## WHAT THE TASK ASKS:
Write out the material exactly, leaving every picture behind.
☆ ☆ ☆ ☆ ☆
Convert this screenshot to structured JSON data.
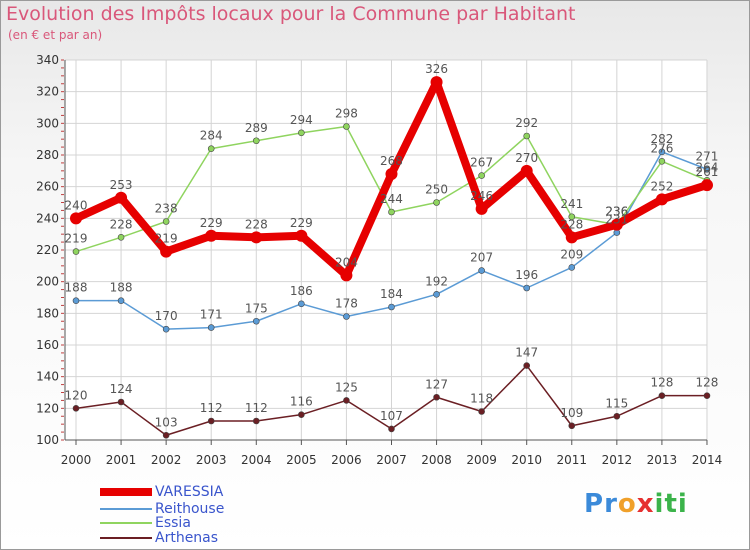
{
  "title": "Evolution des Impôts locaux pour la Commune par Habitant",
  "subtitle": "(en € et par an)",
  "colors": {
    "varessia": "#e60000",
    "reithouse": "#5b9bd5",
    "essia": "#8fd45f",
    "arthenas": "#6b1f24",
    "grid": "#d4d4d4",
    "axis_text": "#333333",
    "label_text": "#555555"
  },
  "logo": {
    "letters": [
      "P",
      "r",
      "o",
      "x",
      "i",
      "t",
      "i"
    ],
    "colors": [
      "#3b8ad9",
      "#3b8ad9",
      "#f0a02a",
      "#e63030",
      "#3bb34a",
      "#3bb34a",
      "#3bb34a"
    ]
  },
  "chart_data": {
    "type": "line",
    "title": "Evolution des Impôts locaux pour la Commune par Habitant",
    "subtitle": "(en € et par an)",
    "x": [
      "2000",
      "2001",
      "2002",
      "2003",
      "2004",
      "2005",
      "2006",
      "2007",
      "2008",
      "2009",
      "2010",
      "2011",
      "2012",
      "2013",
      "2014"
    ],
    "ylim": [
      100,
      340
    ],
    "yticks": [
      100,
      120,
      140,
      160,
      180,
      200,
      220,
      240,
      260,
      280,
      300,
      320,
      340
    ],
    "grid": true,
    "legend_position": "bottom-left",
    "series": [
      {
        "name": "VARESSIA",
        "key": "varessia",
        "values": [
          240,
          253,
          219,
          229,
          228,
          229,
          204,
          268,
          326,
          246,
          270,
          228,
          236,
          252,
          261
        ],
        "labels": [
          "240",
          "253",
          "219",
          "229",
          "228",
          "229",
          "204",
          "268",
          "326",
          "246",
          "270",
          "228",
          "236",
          "252",
          "261"
        ]
      },
      {
        "name": "Reithouse",
        "key": "reithouse",
        "values": [
          188,
          188,
          170,
          171,
          175,
          186,
          178,
          184,
          192,
          207,
          196,
          209,
          231,
          282,
          271
        ],
        "labels": [
          "188",
          "188",
          "170",
          "171",
          "175",
          "186",
          "178",
          "184",
          "192",
          "207",
          "196",
          "209",
          "231",
          "282",
          "271"
        ]
      },
      {
        "name": "Essia",
        "key": "essia",
        "values": [
          219,
          228,
          238,
          284,
          289,
          294,
          298,
          244,
          250,
          267,
          292,
          241,
          236,
          276,
          264
        ],
        "labels": [
          "219",
          "228",
          "238",
          "284",
          "289",
          "294",
          "298",
          "244",
          "250",
          "267",
          "292",
          "241",
          "236",
          "276",
          "264"
        ]
      },
      {
        "name": "Arthenas",
        "key": "arthenas",
        "values": [
          120,
          124,
          103,
          112,
          112,
          116,
          125,
          107,
          127,
          118,
          147,
          109,
          115,
          128,
          128
        ],
        "labels": [
          "120",
          "124",
          "103",
          "112",
          "112",
          "116",
          "125",
          "107",
          "127",
          "118",
          "147",
          "109",
          "115",
          "128",
          "128"
        ]
      }
    ]
  }
}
☆ ☆ ☆ ☆ ☆
## ANSWER TO THIS PROBLEM:
Convert this screenshot to structured JSON data.
{
  "title": "Evolution des Impôts locaux pour la Commune par Habitant",
  "subtitle": "(en € et par an)",
  "colors": {
    "varessia": "#e60000",
    "reithouse": "#5b9bd5",
    "essia": "#8fd45f",
    "arthenas": "#6b1f24",
    "grid": "#d4d4d4",
    "axis_text": "#333333",
    "label_text": "#555555"
  },
  "logo": {
    "letters": [
      "P",
      "r",
      "o",
      "x",
      "i",
      "t",
      "i"
    ],
    "colors": [
      "#3b8ad9",
      "#3b8ad9",
      "#f0a02a",
      "#e63030",
      "#3bb34a",
      "#3bb34a",
      "#3bb34a"
    ]
  },
  "chart_data": {
    "type": "line",
    "title": "Evolution des Impôts locaux pour la Commune par Habitant",
    "subtitle": "(en € et par an)",
    "x": [
      "2000",
      "2001",
      "2002",
      "2003",
      "2004",
      "2005",
      "2006",
      "2007",
      "2008",
      "2009",
      "2010",
      "2011",
      "2012",
      "2013",
      "2014"
    ],
    "ylim": [
      100,
      340
    ],
    "yticks": [
      100,
      120,
      140,
      160,
      180,
      200,
      220,
      240,
      260,
      280,
      300,
      320,
      340
    ],
    "grid": true,
    "legend_position": "bottom-left",
    "series": [
      {
        "name": "VARESSIA",
        "key": "varessia",
        "values": [
          240,
          253,
          219,
          229,
          228,
          229,
          204,
          268,
          326,
          246,
          270,
          228,
          236,
          252,
          261
        ],
        "labels": [
          "240",
          "253",
          "219",
          "229",
          "228",
          "229",
          "204",
          "268",
          "326",
          "246",
          "270",
          "228",
          "236",
          "252",
          "261"
        ]
      },
      {
        "name": "Reithouse",
        "key": "reithouse",
        "values": [
          188,
          188,
          170,
          171,
          175,
          186,
          178,
          184,
          192,
          207,
          196,
          209,
          231,
          282,
          271
        ],
        "labels": [
          "188",
          "188",
          "170",
          "171",
          "175",
          "186",
          "178",
          "184",
          "192",
          "207",
          "196",
          "209",
          "231",
          "282",
          "271"
        ]
      },
      {
        "name": "Essia",
        "key": "essia",
        "values": [
          219,
          228,
          238,
          284,
          289,
          294,
          298,
          244,
          250,
          267,
          292,
          241,
          236,
          276,
          264
        ],
        "labels": [
          "219",
          "228",
          "238",
          "284",
          "289",
          "294",
          "298",
          "244",
          "250",
          "267",
          "292",
          "241",
          "236",
          "276",
          "264"
        ]
      },
      {
        "name": "Arthenas",
        "key": "arthenas",
        "values": [
          120,
          124,
          103,
          112,
          112,
          116,
          125,
          107,
          127,
          118,
          147,
          109,
          115,
          128,
          128
        ],
        "labels": [
          "120",
          "124",
          "103",
          "112",
          "112",
          "116",
          "125",
          "107",
          "127",
          "118",
          "147",
          "109",
          "115",
          "128",
          "128"
        ]
      }
    ]
  }
}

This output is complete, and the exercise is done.